═════ ARTICLE

On more than one occasion, my engineer has provided invaluable insight that changed the course of the session and created a better end result. There have been times in which I was so focused on the musical material of a song that I wasn’t thinking about the sonic impact of each section. Suggestions about which areas of the sonic spectrum were lacking have pushed me to change the way I approach a section—sometimes by writing new parts to complement existing parts, other times by omitting parts I thought were necessary but realized were just a distraction. All this is to say, never take engineers for granted. They are more valuable than just turning a few knobs and hitting record. Even if they’ve only been in the role of engineer, they’ve been in the room with countless other producers and performers. They may just have a few tricks up their sleeves.

Have a plan (but don’t get too tied to it)

When preparing to produce a project, I always begin well before the first day in the studio. This includes doing research, studying references, studying scores, pre-production, and general conversations with the performers about what it is they are wanting to do stylistically. I always come to the first day of recording with a plan. This plan isn’t always extremely detailed, but it is an aid in organizing the upcoming sessions to ensure that everything gets done in a timely manner. The reason I tend not to prepare an overly detailed itinerary is because these plans almost always change once recording begins. It is valuable to be flexible and not get tied to a set way of doing things. These changes come about once a solid workflow is established and it is evident where the most time will be necessarily spent. However, having the initial plan will help you stay organized once things are set in motion and pieces of the schedule begin to move around. Performers will look to you to lead the way and get things rolling in the studio, and having a strong start sets you up for a successful and organized project. One of the roles of a producer is to maintain organization and keep the artists on track to meet their deadline. Doing your research ahead of time and having a foundational understanding of what the artist is wanting to achieve will keep you from wasting time during the recording process.

From the artist’s side of things, one way to help prepare for your studio sessions is to have at least an initial reference for what you are wanting to achieve sonically. Your references can be a combination of sources and they don’t necessarily need to all be things that you like. Knowing what it is you don’t like is also a helpful resource for the producer and engineer. Having an idea to get the conversation started is a great way to begin the pre-production process.

Push boundaries

One thing that I often see get lost in the studio is the spirit of exploration and experimentation. Of course, time and budget constraints can limit what people will be able to do, but, for those who are willing, the studio is an ideal environment for pushing boundaries. In a studio setting, you have the luxury of being able to hear an idea come to life in real time, and nothing is permanent if you don’t want it to be. As a producer for non-classical artists, I love offering up suggestions that are outside of the box. Sometimes they stick and sometimes they get shot down, but if an idea is easily executable there is no harm in trying something new and seeing what sort of creative impetus spawns from it.

In the previous post, I talked about ways in which contemporary classical production might evolve. Take some of these ideas or come up with your own and try them out. Maybe it won’t work, and that’s okay. I have no shortage of ideas that were left on the studio floor because they just didn’t work out, but there was no harm done. I take those experiences and learn from them. Sometimes I tweak the ideas until they finally do work, and other times I just move on entirely.

══════════

TASKS.
1) From the article on studio production, extract the passage between "One thing that" and "spawns from it.", inclusive.
2) In the article on studio production, what does the author say their preparation before the first studio day includes? List each activity.

═════ RECORDED INFORMATION

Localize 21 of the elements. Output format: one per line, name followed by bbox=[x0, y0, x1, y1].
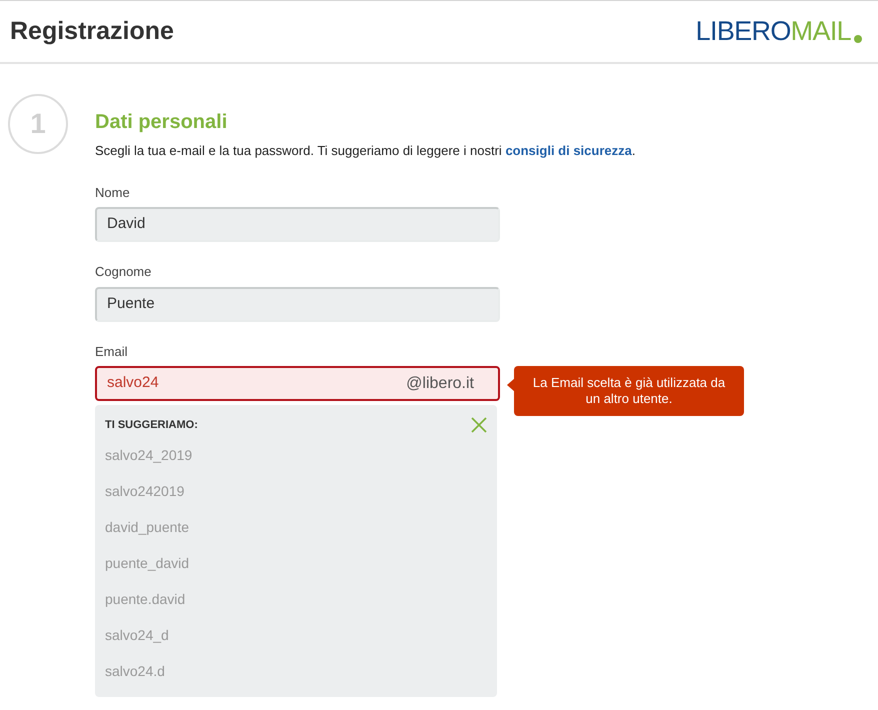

══════════

ANSWER SET.
1)
One thing that I often see get lost in the studio is the spirit of exploration and experimentation. Of course, time and budget constraints can limit what people will be able to do, but, for those who are willing, the studio is an ideal environment for pushing boundaries. In a studio setting, you have the luxury of being able to hear an idea come to life in real time, and nothing is permanent if you don’t want it to be. As a producer for non-classical artists, I love offering up suggestions that are outside of the box. Sometimes they stick and sometimes they get shot down, but if an idea is easily executable there is no harm in trying something new and seeing what sort of creative impetus spawns from it.

2)
- Doing research
- Studying references
- Studying scores
- Pre-production
- General conversations with the performers about what it is they are wanting to do stylistically